The White House has just announced that it accepted pledges from a number of high-profile tech companies for the safe development of AI. The Fact Sheet for today’s meeting can be found here. Seven companies — Google, Microsoft, Meta, Amazon, OpenAI, Anthropic and Inflection — convened at the White House today to announce the voluntary agreements. Here are President Biden’s comments after the meeting:
Here are a couple of commentaries we received from our friends in the big data ecosystem:
Commentary by Anita Schjøll Abildgaard, CEO and co-founder of Iris.ai
“With all emerging technology, the establishment of clear legal frameworks is necessary to ensure the technology is used safely and fairly. The requirement of developers to publish the authors of material used in chatbot training is an important measure for making sure that authors are accredited, and the protections against overt surveillance have obvious benefits.
More regulation is coming, and the development of AI models has a role to play. Transparency into how the models work will be crucial in promoting trust and accountability, while making sure regulation is being adhered to. Another key aspect is explainability. AI systems that provide understandable explanations for their decisions will not only enhance transparency but also help to combat the biases in some models and prevent discriminatory practices from taking place.
It is important to recognize that AI governance is a complex and evolving field. The genie is already out of the bottle, and while regulators catch up with this hugely powerful technology, organizations developing AI can help to make sure its potential is harnessed for the benefit of everyone.”

* _Prompt_
Answer these questions from the article about the White House AI pledges:
1. How many companies convened at the White House to announce the voluntary agreements?
2. Who is the CEO and co-founder of Iris.ai?
3. Besides transparency, what key aspect of AI systems does the commentary name?
Rely only on the article about the White House AI pledges.

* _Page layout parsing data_

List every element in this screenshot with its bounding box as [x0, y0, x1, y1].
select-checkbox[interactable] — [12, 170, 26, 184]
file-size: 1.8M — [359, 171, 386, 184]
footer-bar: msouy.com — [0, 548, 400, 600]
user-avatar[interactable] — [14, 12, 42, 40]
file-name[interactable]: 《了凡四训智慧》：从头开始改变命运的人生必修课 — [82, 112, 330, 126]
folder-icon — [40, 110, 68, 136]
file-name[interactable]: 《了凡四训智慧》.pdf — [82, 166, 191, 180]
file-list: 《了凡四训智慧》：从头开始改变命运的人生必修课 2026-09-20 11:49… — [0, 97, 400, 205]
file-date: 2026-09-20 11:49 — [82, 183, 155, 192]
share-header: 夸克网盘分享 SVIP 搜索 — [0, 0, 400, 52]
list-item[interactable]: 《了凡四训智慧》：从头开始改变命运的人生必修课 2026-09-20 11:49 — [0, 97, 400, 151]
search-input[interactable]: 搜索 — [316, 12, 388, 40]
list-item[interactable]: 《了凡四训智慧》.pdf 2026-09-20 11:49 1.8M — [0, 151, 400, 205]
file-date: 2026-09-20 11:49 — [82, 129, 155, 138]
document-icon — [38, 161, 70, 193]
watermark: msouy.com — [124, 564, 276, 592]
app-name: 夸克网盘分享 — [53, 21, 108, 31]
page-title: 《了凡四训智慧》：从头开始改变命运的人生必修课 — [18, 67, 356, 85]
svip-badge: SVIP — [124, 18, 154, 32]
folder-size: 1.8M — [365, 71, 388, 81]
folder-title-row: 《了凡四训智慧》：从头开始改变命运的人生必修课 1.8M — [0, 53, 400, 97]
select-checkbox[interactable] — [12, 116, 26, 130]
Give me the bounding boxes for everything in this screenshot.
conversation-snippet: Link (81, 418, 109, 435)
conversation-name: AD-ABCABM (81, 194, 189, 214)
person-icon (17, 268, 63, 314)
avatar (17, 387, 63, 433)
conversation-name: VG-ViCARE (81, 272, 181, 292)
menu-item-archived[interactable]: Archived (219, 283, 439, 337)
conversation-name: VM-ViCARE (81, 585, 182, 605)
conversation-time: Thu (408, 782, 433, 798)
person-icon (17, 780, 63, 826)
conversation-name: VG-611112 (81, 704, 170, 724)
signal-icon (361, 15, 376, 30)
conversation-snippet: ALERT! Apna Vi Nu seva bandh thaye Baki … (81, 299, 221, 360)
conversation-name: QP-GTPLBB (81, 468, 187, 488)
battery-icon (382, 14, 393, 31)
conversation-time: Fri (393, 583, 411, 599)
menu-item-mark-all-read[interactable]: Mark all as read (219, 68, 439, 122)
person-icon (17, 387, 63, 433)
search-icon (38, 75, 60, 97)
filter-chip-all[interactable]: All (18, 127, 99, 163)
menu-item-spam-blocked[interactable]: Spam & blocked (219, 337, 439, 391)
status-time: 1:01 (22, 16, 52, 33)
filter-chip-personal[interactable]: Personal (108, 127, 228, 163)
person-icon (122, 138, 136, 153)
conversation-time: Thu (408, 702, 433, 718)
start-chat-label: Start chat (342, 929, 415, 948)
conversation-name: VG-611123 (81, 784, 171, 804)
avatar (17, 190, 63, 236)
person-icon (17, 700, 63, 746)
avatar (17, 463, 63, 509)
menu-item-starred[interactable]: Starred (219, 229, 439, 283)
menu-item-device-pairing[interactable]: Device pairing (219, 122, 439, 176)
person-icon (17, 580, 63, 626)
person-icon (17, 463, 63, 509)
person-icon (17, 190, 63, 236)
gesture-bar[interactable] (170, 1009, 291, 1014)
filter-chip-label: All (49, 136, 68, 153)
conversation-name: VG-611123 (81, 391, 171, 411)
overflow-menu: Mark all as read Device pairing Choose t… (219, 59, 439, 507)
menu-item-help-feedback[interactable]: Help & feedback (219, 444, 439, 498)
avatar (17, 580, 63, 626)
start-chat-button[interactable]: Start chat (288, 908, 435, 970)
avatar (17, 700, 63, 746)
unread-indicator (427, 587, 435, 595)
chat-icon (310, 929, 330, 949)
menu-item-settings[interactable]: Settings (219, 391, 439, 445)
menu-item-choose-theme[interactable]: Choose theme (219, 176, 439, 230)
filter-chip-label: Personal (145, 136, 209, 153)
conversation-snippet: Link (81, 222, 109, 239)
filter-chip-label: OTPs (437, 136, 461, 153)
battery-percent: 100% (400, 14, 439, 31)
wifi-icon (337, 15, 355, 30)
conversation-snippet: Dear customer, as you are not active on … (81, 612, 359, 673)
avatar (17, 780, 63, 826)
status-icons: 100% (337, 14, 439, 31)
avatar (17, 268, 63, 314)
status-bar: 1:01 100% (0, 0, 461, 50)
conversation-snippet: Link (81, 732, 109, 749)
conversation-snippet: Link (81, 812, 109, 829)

* _Output for this exercise_
1. Seven companies.
2. Anita Schjøll Abildgaard.
3. Explainability.